[Stored records]
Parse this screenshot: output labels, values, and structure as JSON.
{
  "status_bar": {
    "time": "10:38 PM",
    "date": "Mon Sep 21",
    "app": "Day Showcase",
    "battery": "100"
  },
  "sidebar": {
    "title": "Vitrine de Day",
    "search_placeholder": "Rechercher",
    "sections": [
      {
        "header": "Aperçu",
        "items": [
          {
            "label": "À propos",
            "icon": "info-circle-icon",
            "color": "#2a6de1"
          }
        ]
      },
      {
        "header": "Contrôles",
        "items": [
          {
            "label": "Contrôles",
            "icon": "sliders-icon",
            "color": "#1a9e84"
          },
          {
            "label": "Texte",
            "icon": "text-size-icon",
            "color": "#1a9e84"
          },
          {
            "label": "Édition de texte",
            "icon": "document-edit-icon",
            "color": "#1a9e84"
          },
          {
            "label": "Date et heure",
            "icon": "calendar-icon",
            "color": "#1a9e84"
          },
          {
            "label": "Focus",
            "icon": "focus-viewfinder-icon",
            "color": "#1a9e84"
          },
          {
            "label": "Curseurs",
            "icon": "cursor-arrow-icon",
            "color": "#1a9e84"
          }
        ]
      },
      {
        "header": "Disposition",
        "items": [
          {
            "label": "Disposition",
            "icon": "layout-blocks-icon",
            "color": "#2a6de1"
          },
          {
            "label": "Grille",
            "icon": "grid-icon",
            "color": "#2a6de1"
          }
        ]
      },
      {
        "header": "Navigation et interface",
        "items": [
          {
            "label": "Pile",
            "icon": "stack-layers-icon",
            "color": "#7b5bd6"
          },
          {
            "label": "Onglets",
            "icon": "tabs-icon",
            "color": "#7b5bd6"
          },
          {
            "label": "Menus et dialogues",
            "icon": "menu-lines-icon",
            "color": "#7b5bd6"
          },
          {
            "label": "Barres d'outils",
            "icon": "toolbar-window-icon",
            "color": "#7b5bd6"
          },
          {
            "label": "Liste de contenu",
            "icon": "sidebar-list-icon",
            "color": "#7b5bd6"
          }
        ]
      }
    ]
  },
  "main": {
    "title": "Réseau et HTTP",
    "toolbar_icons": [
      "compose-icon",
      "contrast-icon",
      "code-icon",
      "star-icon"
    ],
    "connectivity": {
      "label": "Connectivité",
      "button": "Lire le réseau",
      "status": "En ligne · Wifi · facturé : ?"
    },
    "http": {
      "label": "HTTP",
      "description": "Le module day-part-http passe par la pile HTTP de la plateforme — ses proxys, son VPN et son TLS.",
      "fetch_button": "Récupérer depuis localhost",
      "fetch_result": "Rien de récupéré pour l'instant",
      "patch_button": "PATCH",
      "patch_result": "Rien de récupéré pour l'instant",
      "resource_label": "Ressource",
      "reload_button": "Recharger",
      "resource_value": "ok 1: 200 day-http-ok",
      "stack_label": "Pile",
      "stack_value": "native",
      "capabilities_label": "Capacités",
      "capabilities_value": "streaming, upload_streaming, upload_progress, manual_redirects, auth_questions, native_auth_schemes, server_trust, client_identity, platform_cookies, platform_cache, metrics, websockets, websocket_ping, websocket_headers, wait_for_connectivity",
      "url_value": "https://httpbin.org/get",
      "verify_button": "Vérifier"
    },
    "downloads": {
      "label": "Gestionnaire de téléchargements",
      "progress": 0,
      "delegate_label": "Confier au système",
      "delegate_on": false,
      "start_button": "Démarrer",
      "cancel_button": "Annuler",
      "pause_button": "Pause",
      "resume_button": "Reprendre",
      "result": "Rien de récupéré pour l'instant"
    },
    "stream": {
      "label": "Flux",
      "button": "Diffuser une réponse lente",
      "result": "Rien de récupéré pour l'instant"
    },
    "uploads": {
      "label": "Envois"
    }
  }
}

### The task
Copy out each line in the preceding records that contains "pour".

### Expected answer
      "fetch_result": "Rien de récupéré pour l'instant",
      "patch_result": "Rien de récupéré pour l'instant",
      "result": "Rien de récupéré pour l'instant"
      "result": "Rien de récupéré pour l'instant"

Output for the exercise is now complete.